▼▼▼

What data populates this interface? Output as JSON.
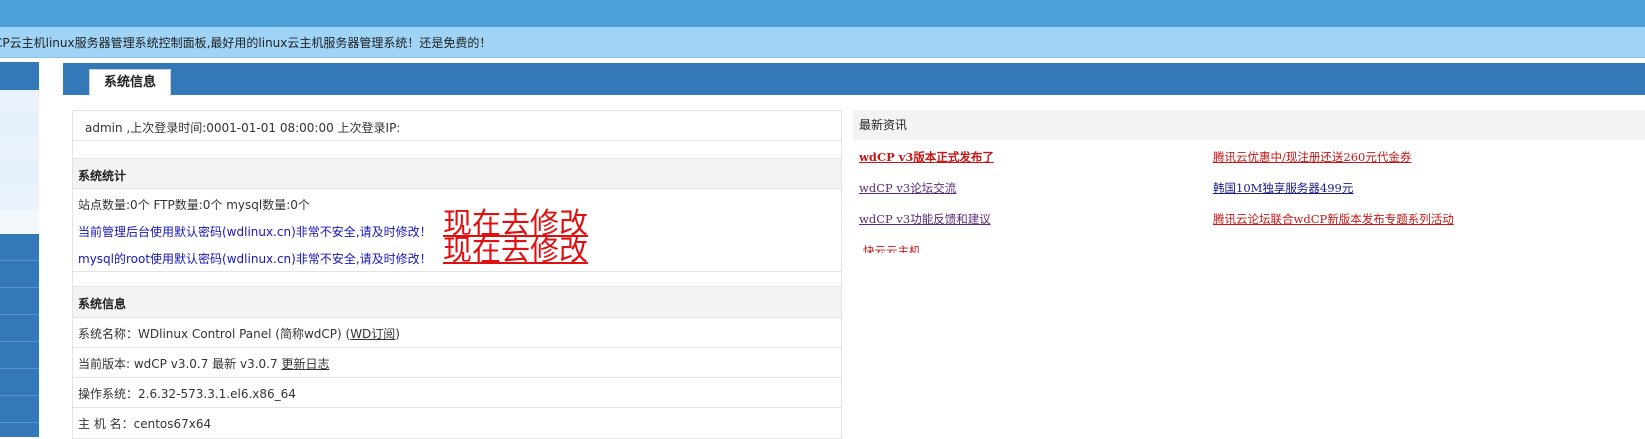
{
  "notice": "CP云主机linux服务器管理系统控制面板,最好用的linux云主机服务器管理系统！还是免费的！",
  "section_tab": "系统信息",
  "login_info": "admin ,上次登录时间:0001-01-01 08:00:00 上次登录IP:",
  "stats": {
    "heading": "系统统计",
    "counts": "站点数量:0个  FTP数量:0个  mysql数量:0个",
    "warn_admin": "当前管理后台使用默认密码(wdlinux.cn)非常不安全,请及时修改！",
    "warn_mysql": "mysql的root使用默认密码(wdlinux.cn)非常不安全,请及时修改！",
    "fix_link": "现在去修改"
  },
  "sysinfo": {
    "heading": "系统信息",
    "name_label": "系统名称：WDlinux Control Panel (简称wdCP) (",
    "name_link": "WD订阅",
    "name_suffix": ")",
    "version_label": "当前版本: wdCP v3.0.7 最新 v3.0.7 ",
    "changelog_link": "更新日志",
    "os_label": "操作系统：2.6.32-573.3.1.el6.x86_64",
    "host_partial": "主 机 名：centos67x64"
  },
  "news": {
    "heading": "最新资讯",
    "items": [
      {
        "text": "wdCP v3版本正式发布了",
        "color": "#c81616"
      },
      {
        "text": "腾讯云优惠中/现注册还送260元代金券",
        "color": "#c81616"
      },
      {
        "text": "wdCP v3论坛交流",
        "color": "#5a2a7a"
      },
      {
        "text": "韩国10M独享服务器499元",
        "color": "#1a1a8c"
      },
      {
        "text": "wdCP v3功能反馈和建议",
        "color": "#5a2a7a"
      },
      {
        "text": "腾讯云论坛联合wdCP新版本发布专题系列活动",
        "color": "#c81616"
      },
      {
        "text": "快云云主机",
        "color": "#c81616"
      }
    ]
  }
}
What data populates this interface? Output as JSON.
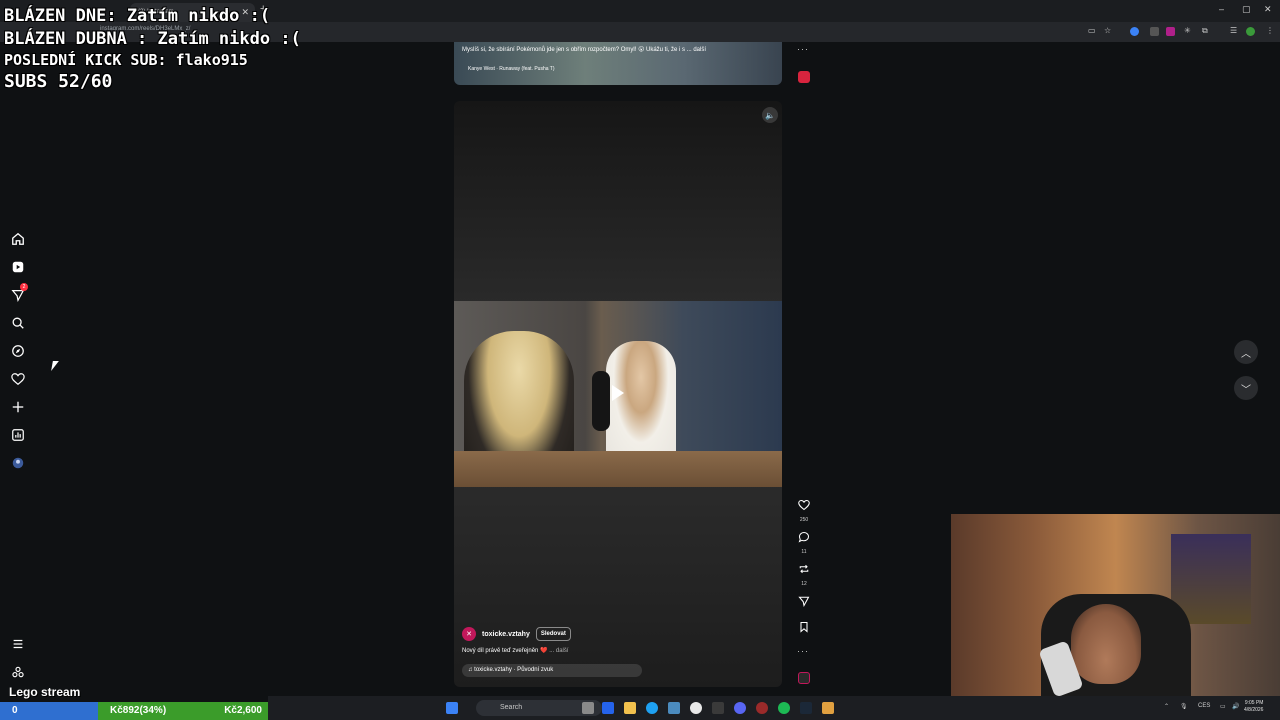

▲▲▲

Instructions to follow
Leaving the pictures aside, transcribe the entire listing exactly.

Written reply
What data populates this interface? Output as JSON.
{
  "notice": "CP云主机linux服务器管理系统控制面板,最好用的linux云主机服务器管理系统！还是免费的！",
  "section_tab": "系统信息",
  "login_info": "admin ,上次登录时间:0001-01-01 08:00:00 上次登录IP:",
  "stats": {
    "heading": "系统统计",
    "counts": "站点数量:0个  FTP数量:0个  mysql数量:0个",
    "warn_admin": "当前管理后台使用默认密码(wdlinux.cn)非常不安全,请及时修改！",
    "warn_mysql": "mysql的root使用默认密码(wdlinux.cn)非常不安全,请及时修改！",
    "fix_link": "现在去修改"
  },
  "sysinfo": {
    "heading": "系统信息",
    "name_label": "系统名称：WDlinux Control Panel (简称wdCP) (",
    "name_link": "WD订阅",
    "name_suffix": ")",
    "version_label": "当前版本: wdCP v3.0.7 最新 v3.0.7 ",
    "changelog_link": "更新日志",
    "os_label": "操作系统：2.6.32-573.3.1.el6.x86_64",
    "host_partial": "主 机 名：centos67x64"
  },
  "news": {
    "heading": "最新资讯",
    "items": [
      {
        "text": "wdCP v3版本正式发布了",
        "color": "#c81616"
      },
      {
        "text": "腾讯云优惠中/现注册还送260元代金券",
        "color": "#c81616"
      },
      {
        "text": "wdCP v3论坛交流",
        "color": "#5a2a7a"
      },
      {
        "text": "韩国10M独享服务器499元",
        "color": "#1a1a8c"
      },
      {
        "text": "wdCP v3功能反馈和建议",
        "color": "#5a2a7a"
      },
      {
        "text": "腾讯云论坛联合wdCP新版本发布专题系列活动",
        "color": "#c81616"
      },
      {
        "text": "快云云主机",
        "color": "#c81616"
      }
    ]
  }
}
What data populates this interface? Output as JSON.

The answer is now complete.